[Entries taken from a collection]
■ ■ ■
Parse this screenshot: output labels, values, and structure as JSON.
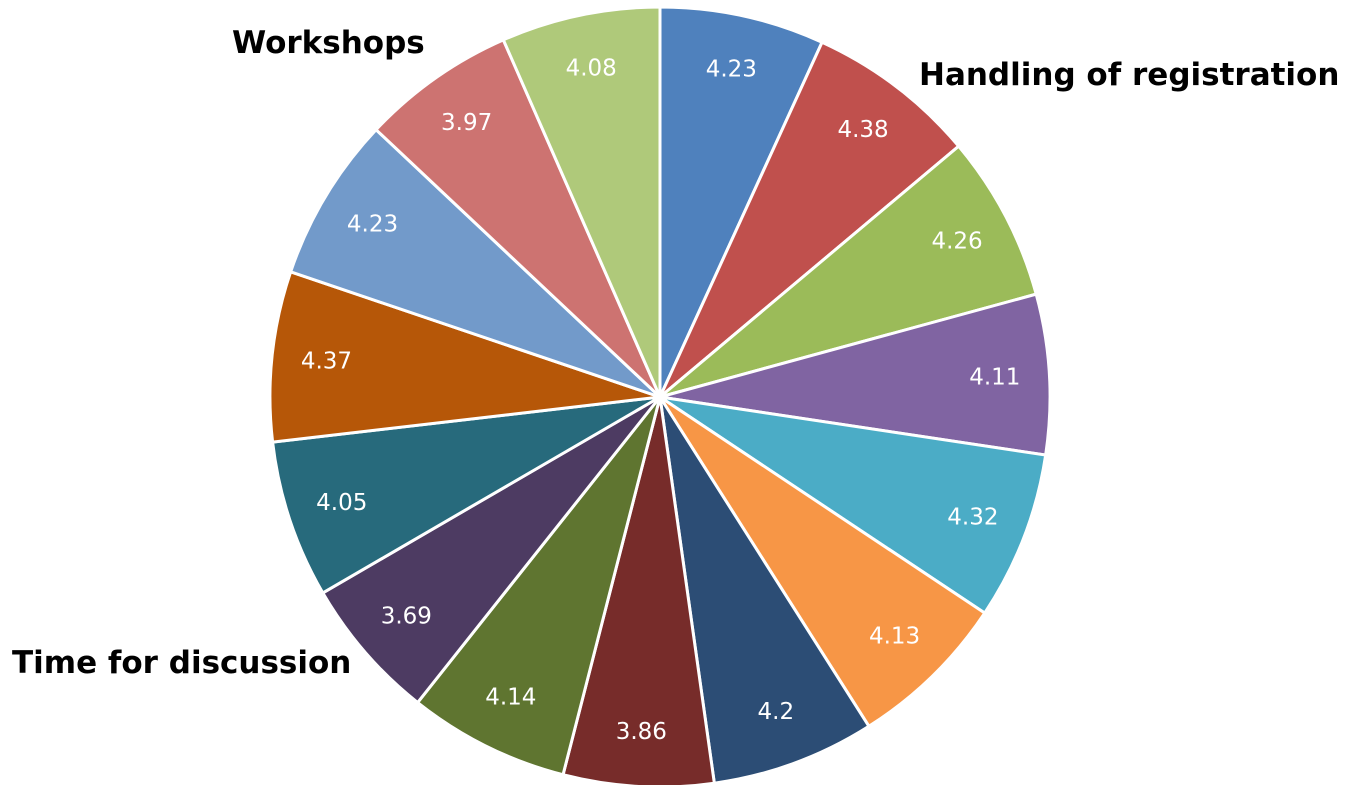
{
  "chart_data": {
    "type": "pie",
    "start": "12 o'clock",
    "direction": "clockwise",
    "values": [
      4.23,
      4.38,
      4.26,
      4.11,
      4.32,
      4.13,
      4.2,
      3.86,
      4.14,
      3.69,
      4.05,
      4.37,
      4.23,
      3.97,
      4.08
    ],
    "labels": [
      "4.23",
      "4.38",
      "4.26",
      "4.11",
      "4.32",
      "4.13",
      "4.2",
      "3.86",
      "4.14",
      "3.69",
      "4.05",
      "4.37",
      "4.23",
      "3.97",
      "4.08"
    ],
    "colors": [
      "#4F81BD",
      "#C0504D",
      "#9BBB59",
      "#8064A2",
      "#4BACC6",
      "#F79646",
      "#2C4D75",
      "#772C2A",
      "#5F7530",
      "#4D3B62",
      "#276A7C",
      "#B65708",
      "#729ACA",
      "#CD7371",
      "#AFC97A"
    ],
    "category_labels": {
      "workshops": "Workshops",
      "handling_of_registration": "Handling of registration",
      "time_for_discussion": "Time for discussion"
    }
  }
}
■ ■ ■
DIRECTIONS FOR THIS TASK: Go through the records. Copy each line where "values" appears.

THE RESPONSE:
Parse this screenshot: output labels, values, and structure as JSON.
    "values": [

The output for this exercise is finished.